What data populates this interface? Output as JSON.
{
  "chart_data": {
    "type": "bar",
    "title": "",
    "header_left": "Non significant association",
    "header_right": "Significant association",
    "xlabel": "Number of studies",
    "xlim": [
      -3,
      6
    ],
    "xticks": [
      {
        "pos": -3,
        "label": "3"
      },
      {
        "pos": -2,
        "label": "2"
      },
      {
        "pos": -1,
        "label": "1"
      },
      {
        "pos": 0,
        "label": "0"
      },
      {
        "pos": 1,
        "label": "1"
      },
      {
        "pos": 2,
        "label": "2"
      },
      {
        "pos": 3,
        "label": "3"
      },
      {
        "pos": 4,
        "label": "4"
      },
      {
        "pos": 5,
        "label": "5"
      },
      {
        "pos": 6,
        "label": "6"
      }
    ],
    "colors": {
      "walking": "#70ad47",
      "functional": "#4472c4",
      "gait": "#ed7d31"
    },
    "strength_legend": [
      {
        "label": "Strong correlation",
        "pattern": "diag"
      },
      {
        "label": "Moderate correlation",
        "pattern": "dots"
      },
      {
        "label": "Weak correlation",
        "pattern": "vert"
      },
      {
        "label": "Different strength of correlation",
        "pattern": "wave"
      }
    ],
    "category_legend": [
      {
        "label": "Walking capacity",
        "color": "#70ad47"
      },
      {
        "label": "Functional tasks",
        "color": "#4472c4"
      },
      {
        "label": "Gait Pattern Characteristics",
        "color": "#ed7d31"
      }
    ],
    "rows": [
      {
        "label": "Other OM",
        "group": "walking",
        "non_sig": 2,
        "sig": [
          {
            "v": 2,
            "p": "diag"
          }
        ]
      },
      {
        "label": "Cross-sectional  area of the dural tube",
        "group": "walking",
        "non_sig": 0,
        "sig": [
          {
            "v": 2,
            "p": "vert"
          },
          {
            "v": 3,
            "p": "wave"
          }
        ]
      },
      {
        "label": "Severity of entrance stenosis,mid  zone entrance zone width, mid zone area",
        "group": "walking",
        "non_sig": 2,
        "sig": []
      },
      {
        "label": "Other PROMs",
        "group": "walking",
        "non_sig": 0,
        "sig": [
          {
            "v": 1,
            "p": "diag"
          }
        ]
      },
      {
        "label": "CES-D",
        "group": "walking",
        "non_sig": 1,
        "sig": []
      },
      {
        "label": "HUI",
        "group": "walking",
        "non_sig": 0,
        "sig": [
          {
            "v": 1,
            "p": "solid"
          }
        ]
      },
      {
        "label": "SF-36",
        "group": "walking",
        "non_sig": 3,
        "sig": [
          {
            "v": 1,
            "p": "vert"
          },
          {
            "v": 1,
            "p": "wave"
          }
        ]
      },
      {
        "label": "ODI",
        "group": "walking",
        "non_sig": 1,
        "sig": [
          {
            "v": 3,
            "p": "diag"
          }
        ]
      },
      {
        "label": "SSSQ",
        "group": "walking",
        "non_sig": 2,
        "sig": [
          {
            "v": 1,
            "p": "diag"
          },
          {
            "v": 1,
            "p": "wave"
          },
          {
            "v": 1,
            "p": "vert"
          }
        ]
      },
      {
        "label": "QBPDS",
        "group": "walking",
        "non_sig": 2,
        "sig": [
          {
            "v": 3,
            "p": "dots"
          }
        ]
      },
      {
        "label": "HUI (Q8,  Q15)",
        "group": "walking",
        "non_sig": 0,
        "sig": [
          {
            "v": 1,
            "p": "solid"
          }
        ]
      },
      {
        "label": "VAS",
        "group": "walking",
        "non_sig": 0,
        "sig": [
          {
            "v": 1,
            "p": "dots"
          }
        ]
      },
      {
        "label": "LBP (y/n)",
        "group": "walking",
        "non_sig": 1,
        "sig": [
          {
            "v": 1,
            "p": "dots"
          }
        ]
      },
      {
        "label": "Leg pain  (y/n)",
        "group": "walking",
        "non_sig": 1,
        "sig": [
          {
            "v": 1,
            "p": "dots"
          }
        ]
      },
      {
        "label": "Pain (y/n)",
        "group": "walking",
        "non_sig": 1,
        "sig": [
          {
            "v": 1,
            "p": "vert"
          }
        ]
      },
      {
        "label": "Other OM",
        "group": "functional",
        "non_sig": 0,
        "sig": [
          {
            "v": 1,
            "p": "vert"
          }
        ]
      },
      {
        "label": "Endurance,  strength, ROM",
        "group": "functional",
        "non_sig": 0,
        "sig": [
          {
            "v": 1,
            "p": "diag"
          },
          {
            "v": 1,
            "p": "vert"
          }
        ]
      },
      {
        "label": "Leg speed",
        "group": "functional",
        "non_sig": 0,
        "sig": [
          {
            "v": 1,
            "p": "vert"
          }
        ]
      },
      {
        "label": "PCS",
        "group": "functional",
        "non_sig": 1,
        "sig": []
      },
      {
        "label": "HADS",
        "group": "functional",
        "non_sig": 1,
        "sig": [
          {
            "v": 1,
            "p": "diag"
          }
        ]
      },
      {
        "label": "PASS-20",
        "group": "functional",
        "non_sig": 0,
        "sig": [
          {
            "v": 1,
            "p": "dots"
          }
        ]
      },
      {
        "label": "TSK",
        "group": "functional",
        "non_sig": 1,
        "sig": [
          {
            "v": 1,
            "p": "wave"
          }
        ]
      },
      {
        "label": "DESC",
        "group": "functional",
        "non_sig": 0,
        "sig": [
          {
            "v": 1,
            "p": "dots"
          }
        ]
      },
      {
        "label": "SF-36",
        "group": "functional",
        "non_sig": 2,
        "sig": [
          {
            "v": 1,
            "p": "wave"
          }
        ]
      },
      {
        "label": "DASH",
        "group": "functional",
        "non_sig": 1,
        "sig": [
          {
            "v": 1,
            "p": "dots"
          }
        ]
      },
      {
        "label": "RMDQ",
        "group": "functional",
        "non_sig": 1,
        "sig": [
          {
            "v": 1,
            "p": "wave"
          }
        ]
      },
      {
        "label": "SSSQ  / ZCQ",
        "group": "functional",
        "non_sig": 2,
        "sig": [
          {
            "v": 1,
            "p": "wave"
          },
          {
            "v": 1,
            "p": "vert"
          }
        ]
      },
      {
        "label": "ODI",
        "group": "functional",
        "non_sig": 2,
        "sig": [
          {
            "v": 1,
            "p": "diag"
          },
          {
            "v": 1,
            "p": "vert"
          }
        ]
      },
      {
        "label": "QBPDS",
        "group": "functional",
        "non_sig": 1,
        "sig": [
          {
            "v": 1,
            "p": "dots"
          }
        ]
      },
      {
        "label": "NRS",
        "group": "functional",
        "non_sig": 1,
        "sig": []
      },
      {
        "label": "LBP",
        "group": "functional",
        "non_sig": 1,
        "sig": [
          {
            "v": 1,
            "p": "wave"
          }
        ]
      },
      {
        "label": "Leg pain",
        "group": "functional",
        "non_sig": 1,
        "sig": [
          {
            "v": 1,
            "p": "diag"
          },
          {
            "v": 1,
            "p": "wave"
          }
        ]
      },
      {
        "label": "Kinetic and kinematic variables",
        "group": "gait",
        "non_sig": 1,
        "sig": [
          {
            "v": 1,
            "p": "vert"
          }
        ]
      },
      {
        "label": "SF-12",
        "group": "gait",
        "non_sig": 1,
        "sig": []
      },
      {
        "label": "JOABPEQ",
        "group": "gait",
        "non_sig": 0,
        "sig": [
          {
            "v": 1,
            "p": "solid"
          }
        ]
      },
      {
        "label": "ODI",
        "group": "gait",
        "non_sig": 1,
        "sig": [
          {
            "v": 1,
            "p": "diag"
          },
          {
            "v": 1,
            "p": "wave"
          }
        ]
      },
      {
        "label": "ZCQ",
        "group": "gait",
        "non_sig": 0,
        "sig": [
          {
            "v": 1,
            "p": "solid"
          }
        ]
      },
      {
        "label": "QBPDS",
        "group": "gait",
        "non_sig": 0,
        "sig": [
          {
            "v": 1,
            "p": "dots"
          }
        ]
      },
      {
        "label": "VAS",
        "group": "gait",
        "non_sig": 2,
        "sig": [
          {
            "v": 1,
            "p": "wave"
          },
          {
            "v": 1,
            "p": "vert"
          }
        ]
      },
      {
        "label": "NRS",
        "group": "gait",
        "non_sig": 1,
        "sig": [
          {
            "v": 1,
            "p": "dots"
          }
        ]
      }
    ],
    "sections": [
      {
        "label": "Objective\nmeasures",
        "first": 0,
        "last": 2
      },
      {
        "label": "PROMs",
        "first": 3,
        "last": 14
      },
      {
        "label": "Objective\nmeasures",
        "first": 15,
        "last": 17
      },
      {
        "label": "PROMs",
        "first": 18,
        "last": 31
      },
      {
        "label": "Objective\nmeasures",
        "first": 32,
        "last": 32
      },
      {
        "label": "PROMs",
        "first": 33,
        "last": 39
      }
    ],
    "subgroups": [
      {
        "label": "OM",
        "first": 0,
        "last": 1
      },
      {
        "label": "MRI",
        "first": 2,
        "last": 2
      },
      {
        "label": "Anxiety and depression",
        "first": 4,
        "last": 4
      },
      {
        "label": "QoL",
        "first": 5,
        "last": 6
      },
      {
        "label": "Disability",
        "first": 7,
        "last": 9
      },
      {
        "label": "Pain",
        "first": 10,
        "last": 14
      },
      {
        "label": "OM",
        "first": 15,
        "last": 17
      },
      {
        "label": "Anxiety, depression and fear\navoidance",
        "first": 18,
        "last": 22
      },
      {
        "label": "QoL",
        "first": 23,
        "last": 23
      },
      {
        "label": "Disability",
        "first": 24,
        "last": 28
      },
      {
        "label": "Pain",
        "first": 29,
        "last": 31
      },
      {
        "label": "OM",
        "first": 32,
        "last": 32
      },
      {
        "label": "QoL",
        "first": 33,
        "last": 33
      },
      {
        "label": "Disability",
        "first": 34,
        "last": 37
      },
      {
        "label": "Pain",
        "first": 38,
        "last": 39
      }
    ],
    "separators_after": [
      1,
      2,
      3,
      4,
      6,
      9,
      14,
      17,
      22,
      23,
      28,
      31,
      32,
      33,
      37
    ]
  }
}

-*-

▶ _Given task_:
Work out how many lines of the listing above include "area". Answer with the number and nothing more.

▶ _Written answer_:
2